**提示された文章:**
------
これは藤原先生がよく口にしていた言葉の一つ。

ふりけんでつまずく人が多いんだよね。
ふりけんって、玉の穴が見えてないとできない。
けん玉の良さ、素晴らしさがわかる技。それがふりけん。

人生の壁を越えた所に、けん玉の素晴らしさと出会える。

「ふりけんは人生の壁」

とても味わいのある言葉ですね。
社医学時代の大会前の練習風景


2012年12月25日火曜日

表題を変更しました!けん玉SHUさん☆藤原一生先生を慕って

メリークリスマス!今日は12月25日ですね。
今現在、藤原一生先生の講演を少しずつアップしています。

「SHUさんのけん玉1990年代」という題でしたが、
この講演会をアップして行く中で、
私がなぜけん玉をするのか?自分の原点を尋ねてみた時に、藤原一生先生との出会いが、人生の分岐点のように思われ、その中でもこの講演会の内容が今もなお私の中に生きているように思えるのです。

社医学時代のけん玉クラブ、けん玉の大会などもありますが、
藤原一生先生の姿が、今も私の心の中に焼き付いているのです。

そのため、
「けん玉SHUさん☆藤原一生先生を慕って」
という表題に変更しました。


なぜ、20年経った今、この講演会をアップするのか?
今だからこそ、けん玉協会の草創期の内容、藤原一生先生の語る
「けん玉のひびきは、平和のひびき」の深い思い。
生きることの尊さ。
文部大臣杯は、私が思うには、一種の天下統一だったのではないか?そう思うんです。
日本国中の子ども達が、いっしょにけん玉をすること。
全国で統一基準のけん玉の技で競う平和の祭典。

私が思うに、これからの未来のけん玉は、世界大会の実現。
関西総支部長の矢野さんは、藤原一生先生の思いを乗せて、世界大会を今年大阪で開催し、その大会の名称を「藤原一生杯」と改めました!

私の夢はオリンピックで、けん玉!
けん玉、平和のひびきを世界中に響かせる。

できれば、藤原一生先生のお住まい、田無で、けん玉大会を実施してみたいと思っています。

夢を抱いて、執念をもって、あきらめない!そう藤原一生先生から教わりました。
------
**データ抜粋:**
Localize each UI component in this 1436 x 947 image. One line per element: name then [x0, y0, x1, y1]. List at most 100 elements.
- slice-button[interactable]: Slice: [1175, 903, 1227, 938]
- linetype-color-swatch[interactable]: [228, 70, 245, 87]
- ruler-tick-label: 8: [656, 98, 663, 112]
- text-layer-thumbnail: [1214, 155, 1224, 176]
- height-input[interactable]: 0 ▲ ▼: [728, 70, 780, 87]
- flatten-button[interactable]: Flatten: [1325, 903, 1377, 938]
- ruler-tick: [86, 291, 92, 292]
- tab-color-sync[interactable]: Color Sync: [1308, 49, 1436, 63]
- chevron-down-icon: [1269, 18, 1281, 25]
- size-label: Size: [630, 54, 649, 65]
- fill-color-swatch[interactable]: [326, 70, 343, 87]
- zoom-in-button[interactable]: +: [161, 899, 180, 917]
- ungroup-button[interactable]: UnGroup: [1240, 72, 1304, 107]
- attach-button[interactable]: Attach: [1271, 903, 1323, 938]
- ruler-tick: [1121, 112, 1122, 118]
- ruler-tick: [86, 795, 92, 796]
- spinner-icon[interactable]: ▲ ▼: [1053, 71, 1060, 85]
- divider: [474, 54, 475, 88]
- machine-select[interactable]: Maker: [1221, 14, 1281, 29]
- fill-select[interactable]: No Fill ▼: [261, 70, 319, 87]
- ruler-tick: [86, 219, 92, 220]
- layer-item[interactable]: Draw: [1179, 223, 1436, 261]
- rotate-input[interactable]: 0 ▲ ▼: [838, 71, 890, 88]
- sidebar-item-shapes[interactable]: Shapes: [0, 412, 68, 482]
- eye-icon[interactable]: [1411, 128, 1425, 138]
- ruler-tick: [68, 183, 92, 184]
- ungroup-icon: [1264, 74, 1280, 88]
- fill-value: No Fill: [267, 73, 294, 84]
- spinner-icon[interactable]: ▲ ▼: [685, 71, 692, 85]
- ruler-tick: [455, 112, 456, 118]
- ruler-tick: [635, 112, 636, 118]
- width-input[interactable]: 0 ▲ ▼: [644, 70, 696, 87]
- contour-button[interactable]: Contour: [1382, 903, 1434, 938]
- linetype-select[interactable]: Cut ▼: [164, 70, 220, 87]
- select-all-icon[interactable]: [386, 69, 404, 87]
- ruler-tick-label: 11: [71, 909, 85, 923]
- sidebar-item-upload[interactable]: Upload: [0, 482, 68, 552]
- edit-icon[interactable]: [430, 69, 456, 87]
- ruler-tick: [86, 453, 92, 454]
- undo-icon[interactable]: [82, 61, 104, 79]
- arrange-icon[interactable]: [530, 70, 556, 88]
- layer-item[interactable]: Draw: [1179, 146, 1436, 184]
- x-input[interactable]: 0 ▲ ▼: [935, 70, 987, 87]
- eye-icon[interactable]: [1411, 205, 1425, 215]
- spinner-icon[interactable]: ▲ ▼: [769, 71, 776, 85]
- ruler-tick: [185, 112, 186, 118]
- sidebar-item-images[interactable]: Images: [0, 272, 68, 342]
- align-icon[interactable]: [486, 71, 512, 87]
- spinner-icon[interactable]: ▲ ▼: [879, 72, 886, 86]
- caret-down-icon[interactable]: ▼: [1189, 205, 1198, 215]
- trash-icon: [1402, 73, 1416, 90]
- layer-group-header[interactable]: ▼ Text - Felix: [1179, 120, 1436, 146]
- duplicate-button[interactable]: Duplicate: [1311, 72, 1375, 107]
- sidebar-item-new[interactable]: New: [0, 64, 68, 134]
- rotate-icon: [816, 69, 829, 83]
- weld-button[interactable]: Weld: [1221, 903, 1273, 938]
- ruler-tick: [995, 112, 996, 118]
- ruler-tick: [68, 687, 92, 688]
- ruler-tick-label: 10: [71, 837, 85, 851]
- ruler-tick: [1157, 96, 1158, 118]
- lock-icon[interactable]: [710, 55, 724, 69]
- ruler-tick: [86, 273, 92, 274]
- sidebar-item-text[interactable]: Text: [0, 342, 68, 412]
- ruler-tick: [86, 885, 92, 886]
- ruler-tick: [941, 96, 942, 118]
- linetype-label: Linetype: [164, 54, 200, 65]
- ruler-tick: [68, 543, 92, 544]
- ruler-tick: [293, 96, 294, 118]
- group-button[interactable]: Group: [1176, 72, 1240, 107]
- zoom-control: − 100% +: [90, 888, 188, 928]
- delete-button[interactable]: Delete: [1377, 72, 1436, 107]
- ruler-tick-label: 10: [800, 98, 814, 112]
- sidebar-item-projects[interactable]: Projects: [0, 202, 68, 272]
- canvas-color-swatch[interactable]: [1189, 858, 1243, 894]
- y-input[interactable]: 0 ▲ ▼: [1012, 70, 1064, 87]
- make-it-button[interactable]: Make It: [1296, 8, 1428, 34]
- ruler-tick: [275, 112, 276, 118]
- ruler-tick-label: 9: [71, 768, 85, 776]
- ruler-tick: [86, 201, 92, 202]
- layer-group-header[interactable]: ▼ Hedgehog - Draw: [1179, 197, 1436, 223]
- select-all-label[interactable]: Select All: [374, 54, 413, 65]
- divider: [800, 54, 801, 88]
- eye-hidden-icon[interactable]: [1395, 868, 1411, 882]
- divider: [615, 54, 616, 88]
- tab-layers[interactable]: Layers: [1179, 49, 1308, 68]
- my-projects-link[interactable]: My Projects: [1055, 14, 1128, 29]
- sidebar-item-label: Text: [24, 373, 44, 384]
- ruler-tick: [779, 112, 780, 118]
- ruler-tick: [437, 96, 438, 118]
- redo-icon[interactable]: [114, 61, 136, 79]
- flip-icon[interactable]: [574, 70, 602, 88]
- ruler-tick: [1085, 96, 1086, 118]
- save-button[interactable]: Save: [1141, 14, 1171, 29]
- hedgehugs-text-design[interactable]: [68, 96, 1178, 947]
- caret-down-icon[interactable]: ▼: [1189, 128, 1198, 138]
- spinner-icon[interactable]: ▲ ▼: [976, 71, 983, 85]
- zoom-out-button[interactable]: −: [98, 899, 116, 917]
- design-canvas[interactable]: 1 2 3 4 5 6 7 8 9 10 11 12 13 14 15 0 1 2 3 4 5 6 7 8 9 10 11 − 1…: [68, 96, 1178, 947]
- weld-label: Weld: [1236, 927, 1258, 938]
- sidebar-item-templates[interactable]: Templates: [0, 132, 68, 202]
------
**課題の目標:** けん玉と藤原一生先生について書かれた上の文章を、最後の一文の後から書き継いでください。

**回答:**
みなさんも夢を大いに抱きましょう!
些細な夢でも良いのです。

これからもどうぞよろしくお願い致します。

藤原一生先生の講演その11

文部大臣室で、感動の「けん玉指導」

で、その次に、
大臣;「今日来た目的はそれはわかっていますから、言わなくても結構です。先生には文部大臣杯を差し上げます。」

その時に大臣が
「大きいのが良いですか?小さいのが良いですか?」
これは二つ目の質問ですね。

私は当然、文部省が大きなトロフィーをくれると思ったんですよ。
私はペレのテレビのシーンがぱっと浮かんで、
待てよ。ここで大相撲みたいにこんな大きなトロフィーをくれ!なんて言うと、藤原一生は欲深いな。と思うんじゃないかと。
この人は僕を試しているな。と思うから、

一生;「はっ、大臣、僕は小さなカップが欲しい。
ペレがキスするようなのが良いです。」と言ったら、

大臣;「ああ、先生は欲がないですね。」

これはしめたな。当たったなあと思ったんですね。
ところがそうではないんですよね。
終わって、全部あの事務官からもらったら、
1枚の紙きれなんですよね。

文部大臣杯の名義を使用して良いという許可証なんですね。

で、結局、文部大臣杯に、文部省に、文部大臣杯に相応しいトロフィーは、
ご自分で作りなさい。ということなんです。

あれにはビックリしたんですね。

ですから、
今、こんなに立派な100万円のけん玉トロフィーね、意地でも作りましたね。
すごいの。
今年も8月の23日かな。
サンシャインでやりますから、見に来て下さい。

私は、文部大臣室にいた時に、

正確に測った時間は28分。
これはもう忘れないですね。

え〜、本当に忘れない。タイムですね。
これは文部省の、文部省付きの秘書官が言ったのですが、
「こんなに長く、滞空記録って言っていいかな?表現が思いつかないんだけど、飛行機で言えば、滞空記録ですね。こういうのは珍しいです。」と言ってたんです。
で、それはどういう事かというとね、秘書官が何かサインを出すんですね。こうやって何かね。そうすると時間ですから。って催促なんですね。
したら、大臣が「えっ、ちょっと待って。休憩取らせてよ。今童心にかえってるの!」と言われてね。
そして、
あと、ふりけんのコツを教えましたね。
いいですね。文部大臣室で、大臣に教えて。
西岡さんがやって、パッと
「おっ!おぬし、やるじゃないか!」って、僕、思わず言っちゃった。「おぬし」って。
で、笑ってたね。
友達ですね。うまいじゃないですか!
大臣;「先生、僕はね、子どもの頃ね、ガラスで削って遊んだんです。」
一生;「やるやる!大丈夫だ。おっ。そこだ!そこで引けば入ります!」

入っちゃった!
うれしかったですね。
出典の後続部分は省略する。